Exercise requirements: In the listing below, locate the lines that hold the string "this". Copy those lines.

Listed entries:
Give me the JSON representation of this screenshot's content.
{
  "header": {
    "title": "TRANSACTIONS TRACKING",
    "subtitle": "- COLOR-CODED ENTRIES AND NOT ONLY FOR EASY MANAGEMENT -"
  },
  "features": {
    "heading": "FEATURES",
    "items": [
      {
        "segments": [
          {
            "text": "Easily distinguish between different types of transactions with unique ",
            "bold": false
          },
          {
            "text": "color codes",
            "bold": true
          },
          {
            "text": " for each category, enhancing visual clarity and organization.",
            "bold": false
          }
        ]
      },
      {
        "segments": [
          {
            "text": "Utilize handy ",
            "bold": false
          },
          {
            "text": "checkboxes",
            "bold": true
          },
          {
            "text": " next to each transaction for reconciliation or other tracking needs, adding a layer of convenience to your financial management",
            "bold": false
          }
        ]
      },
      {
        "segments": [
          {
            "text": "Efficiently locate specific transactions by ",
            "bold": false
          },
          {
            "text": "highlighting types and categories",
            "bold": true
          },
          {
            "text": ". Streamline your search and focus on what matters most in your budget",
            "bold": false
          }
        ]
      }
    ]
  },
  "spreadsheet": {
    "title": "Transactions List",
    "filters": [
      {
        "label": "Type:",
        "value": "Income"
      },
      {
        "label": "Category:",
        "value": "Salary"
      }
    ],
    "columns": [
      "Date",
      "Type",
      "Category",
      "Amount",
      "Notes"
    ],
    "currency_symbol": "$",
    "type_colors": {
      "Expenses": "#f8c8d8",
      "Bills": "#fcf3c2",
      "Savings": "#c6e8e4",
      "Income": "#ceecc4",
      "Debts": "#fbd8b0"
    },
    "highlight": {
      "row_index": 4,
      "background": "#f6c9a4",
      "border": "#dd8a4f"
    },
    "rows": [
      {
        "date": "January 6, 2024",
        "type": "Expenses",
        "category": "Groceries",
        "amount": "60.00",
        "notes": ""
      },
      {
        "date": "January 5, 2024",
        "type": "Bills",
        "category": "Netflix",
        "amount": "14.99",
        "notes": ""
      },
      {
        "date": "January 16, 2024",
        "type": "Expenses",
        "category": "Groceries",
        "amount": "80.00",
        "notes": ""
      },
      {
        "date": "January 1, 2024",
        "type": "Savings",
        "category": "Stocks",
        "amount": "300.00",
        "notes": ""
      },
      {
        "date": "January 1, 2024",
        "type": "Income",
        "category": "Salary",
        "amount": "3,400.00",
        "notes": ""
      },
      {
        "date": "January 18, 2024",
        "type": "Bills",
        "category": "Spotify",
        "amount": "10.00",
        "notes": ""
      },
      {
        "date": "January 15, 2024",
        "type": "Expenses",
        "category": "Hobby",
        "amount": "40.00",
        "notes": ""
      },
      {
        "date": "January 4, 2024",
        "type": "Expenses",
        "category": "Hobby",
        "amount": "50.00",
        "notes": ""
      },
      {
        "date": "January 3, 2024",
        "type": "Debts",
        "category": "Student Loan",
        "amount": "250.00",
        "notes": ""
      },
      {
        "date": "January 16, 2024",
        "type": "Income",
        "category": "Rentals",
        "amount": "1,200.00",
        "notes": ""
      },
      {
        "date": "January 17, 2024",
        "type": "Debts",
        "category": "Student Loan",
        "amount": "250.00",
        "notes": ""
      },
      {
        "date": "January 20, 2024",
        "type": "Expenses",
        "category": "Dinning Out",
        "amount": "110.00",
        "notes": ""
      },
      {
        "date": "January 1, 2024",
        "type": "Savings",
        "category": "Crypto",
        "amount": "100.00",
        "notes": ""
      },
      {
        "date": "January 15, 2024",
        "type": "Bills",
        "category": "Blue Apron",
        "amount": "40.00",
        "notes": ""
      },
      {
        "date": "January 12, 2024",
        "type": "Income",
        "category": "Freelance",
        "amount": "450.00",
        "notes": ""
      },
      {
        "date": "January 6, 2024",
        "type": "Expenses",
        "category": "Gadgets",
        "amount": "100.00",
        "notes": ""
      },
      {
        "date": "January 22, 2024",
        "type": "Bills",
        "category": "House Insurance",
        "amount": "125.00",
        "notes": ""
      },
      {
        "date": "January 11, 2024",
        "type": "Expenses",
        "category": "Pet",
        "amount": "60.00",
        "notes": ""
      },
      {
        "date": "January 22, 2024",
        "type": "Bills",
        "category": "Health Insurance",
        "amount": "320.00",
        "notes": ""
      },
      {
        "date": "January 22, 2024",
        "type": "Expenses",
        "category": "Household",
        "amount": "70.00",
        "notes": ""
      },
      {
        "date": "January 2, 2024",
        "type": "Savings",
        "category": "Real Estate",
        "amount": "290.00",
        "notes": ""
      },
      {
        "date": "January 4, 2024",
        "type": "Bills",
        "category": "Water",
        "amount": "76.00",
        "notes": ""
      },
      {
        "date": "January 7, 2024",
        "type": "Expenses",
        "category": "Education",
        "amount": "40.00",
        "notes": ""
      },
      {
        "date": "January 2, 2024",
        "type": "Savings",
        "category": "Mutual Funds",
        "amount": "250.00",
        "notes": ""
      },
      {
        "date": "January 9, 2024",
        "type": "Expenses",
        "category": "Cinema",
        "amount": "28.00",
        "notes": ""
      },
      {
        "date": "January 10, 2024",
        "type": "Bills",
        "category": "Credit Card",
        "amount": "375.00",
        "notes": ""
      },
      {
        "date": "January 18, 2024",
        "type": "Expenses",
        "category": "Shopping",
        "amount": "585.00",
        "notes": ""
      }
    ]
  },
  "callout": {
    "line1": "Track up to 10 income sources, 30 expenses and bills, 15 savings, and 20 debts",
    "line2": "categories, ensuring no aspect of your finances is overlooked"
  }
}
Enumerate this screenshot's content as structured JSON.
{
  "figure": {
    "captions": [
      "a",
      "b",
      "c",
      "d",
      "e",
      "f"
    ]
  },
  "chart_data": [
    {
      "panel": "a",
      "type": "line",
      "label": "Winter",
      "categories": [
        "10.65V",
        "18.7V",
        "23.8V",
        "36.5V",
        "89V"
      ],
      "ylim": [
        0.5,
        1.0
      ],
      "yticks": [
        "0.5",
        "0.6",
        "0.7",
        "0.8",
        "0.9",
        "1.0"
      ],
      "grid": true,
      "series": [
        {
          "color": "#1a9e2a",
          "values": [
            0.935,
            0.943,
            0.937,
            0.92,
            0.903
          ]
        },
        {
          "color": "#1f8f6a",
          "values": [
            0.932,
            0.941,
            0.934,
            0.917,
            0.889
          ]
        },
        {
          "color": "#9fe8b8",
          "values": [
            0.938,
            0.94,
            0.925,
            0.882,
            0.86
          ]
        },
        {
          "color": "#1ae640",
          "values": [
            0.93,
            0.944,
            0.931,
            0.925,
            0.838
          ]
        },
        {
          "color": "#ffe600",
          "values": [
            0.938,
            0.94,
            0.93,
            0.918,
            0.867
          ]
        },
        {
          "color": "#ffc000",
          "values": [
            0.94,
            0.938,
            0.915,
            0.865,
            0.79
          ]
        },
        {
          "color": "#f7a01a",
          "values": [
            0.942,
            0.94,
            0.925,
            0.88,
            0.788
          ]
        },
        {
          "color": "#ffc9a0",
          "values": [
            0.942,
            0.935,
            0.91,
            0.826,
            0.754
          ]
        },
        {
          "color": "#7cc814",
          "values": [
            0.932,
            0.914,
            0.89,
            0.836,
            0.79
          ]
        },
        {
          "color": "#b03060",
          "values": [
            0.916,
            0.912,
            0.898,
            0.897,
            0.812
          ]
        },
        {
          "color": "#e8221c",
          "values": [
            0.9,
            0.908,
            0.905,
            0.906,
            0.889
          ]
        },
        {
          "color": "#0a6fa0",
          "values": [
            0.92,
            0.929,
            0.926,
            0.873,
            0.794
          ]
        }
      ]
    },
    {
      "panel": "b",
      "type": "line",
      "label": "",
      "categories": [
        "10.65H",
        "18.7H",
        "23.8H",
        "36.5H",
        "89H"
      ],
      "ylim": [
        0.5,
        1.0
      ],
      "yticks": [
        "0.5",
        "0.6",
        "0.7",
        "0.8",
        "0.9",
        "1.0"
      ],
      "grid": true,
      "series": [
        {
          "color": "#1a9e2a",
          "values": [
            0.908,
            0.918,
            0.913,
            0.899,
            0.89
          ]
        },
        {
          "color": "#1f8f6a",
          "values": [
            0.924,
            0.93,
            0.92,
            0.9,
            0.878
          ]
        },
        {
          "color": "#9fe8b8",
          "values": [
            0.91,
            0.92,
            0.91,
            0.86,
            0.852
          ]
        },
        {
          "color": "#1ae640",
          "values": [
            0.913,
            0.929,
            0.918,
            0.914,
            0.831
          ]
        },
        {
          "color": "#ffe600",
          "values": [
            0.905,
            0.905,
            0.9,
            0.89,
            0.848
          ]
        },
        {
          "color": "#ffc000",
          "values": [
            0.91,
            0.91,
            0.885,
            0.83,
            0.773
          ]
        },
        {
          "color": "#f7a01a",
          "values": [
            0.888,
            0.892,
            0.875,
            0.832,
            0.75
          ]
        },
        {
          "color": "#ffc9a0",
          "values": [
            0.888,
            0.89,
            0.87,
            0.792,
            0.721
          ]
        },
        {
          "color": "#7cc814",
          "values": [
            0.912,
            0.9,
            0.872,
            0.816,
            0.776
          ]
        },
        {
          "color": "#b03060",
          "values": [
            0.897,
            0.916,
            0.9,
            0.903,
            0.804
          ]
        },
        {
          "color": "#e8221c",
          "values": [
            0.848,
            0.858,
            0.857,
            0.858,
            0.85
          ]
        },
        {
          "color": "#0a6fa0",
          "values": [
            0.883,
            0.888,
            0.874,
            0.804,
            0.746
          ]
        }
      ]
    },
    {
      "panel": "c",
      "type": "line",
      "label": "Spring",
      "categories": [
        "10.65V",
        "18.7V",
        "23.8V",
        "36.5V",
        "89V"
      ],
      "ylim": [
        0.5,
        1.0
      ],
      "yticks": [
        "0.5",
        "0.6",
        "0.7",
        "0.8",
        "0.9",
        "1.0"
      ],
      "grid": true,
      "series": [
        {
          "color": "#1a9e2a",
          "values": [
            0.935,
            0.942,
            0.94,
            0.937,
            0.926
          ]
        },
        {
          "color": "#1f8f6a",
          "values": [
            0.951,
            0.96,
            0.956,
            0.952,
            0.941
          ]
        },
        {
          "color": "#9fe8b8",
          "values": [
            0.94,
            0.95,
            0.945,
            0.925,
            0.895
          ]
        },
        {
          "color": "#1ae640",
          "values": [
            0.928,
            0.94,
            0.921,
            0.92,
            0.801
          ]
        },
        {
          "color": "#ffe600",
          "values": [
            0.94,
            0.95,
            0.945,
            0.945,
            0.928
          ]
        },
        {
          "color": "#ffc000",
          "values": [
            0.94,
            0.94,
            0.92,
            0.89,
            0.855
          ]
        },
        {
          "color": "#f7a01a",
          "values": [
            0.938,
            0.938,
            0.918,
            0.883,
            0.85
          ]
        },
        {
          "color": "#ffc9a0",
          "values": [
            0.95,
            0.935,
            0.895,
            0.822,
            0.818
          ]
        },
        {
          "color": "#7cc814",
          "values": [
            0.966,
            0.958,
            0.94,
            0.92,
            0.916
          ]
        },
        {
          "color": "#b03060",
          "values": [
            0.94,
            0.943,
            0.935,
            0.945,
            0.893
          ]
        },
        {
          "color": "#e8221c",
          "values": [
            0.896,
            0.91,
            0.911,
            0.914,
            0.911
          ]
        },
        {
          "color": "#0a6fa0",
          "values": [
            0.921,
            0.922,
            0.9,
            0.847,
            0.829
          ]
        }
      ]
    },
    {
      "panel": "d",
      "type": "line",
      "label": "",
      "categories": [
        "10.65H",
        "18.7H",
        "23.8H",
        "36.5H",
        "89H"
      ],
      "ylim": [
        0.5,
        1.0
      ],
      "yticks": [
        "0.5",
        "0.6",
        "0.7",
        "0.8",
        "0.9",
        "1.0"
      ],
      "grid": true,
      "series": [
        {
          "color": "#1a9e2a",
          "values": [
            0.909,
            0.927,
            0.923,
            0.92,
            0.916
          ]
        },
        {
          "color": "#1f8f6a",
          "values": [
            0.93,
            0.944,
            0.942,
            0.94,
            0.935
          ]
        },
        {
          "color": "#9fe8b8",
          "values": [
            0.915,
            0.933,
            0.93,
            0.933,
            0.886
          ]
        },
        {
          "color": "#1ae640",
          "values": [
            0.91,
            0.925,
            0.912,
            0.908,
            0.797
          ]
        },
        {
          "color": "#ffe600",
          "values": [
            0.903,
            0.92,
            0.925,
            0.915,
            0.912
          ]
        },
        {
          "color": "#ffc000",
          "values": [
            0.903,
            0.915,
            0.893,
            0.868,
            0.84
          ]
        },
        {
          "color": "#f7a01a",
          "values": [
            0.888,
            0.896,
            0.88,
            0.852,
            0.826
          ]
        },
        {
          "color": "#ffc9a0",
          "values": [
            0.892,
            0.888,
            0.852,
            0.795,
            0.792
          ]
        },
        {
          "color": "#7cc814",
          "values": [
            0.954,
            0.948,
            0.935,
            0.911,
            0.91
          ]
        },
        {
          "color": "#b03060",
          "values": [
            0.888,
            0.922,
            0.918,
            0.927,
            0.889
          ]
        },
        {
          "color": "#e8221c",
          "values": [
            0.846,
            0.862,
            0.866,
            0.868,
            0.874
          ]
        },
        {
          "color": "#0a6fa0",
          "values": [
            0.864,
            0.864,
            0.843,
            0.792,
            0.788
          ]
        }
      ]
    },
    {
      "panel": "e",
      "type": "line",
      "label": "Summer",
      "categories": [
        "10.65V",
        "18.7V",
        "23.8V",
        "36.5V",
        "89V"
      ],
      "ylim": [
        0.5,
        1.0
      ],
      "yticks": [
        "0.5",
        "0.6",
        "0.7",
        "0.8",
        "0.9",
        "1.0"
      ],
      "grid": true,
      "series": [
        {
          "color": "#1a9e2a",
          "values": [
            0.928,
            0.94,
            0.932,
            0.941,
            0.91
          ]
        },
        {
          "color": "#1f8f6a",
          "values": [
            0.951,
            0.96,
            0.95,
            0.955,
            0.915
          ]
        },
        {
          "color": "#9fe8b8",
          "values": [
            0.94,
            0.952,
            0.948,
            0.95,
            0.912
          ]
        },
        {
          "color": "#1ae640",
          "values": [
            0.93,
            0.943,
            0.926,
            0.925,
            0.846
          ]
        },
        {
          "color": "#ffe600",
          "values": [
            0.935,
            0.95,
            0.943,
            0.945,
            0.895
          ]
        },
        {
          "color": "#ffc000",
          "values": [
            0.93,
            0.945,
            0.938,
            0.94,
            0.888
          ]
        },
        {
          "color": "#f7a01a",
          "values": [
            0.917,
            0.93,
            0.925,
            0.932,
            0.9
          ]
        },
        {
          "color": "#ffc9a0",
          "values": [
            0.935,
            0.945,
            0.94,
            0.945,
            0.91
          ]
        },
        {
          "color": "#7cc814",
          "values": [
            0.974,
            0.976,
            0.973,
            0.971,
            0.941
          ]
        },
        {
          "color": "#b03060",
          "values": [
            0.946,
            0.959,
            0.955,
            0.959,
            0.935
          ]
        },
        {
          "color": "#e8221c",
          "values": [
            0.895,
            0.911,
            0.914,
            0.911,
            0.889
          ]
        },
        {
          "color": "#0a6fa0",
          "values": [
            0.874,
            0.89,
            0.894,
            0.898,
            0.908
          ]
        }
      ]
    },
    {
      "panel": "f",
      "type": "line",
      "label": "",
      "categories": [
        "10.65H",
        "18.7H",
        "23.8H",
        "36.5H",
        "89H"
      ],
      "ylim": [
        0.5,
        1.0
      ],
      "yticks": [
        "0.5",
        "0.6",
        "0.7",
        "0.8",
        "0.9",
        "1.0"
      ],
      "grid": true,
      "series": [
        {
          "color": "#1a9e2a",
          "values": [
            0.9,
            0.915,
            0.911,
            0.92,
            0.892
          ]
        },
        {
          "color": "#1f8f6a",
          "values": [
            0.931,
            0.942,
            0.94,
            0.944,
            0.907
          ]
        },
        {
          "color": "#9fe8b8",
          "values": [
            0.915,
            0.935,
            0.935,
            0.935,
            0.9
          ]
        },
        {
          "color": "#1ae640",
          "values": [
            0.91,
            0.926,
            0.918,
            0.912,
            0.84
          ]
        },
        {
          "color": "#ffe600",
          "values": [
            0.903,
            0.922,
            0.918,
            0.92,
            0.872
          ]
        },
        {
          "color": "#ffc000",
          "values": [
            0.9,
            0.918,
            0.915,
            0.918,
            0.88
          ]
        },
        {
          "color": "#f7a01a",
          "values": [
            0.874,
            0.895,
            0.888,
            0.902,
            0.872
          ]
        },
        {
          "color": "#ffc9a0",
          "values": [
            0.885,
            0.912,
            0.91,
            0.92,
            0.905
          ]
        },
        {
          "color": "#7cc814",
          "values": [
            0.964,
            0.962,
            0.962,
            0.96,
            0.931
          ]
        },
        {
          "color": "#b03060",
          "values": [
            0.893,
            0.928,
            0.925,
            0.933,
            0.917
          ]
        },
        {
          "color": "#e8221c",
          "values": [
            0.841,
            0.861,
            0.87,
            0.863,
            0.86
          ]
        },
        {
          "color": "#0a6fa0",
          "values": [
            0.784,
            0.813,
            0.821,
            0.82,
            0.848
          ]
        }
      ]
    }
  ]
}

Written response:
Give me the JSON representation of this screenshot's content.
Enumerate this screenshot's content as structured JSON.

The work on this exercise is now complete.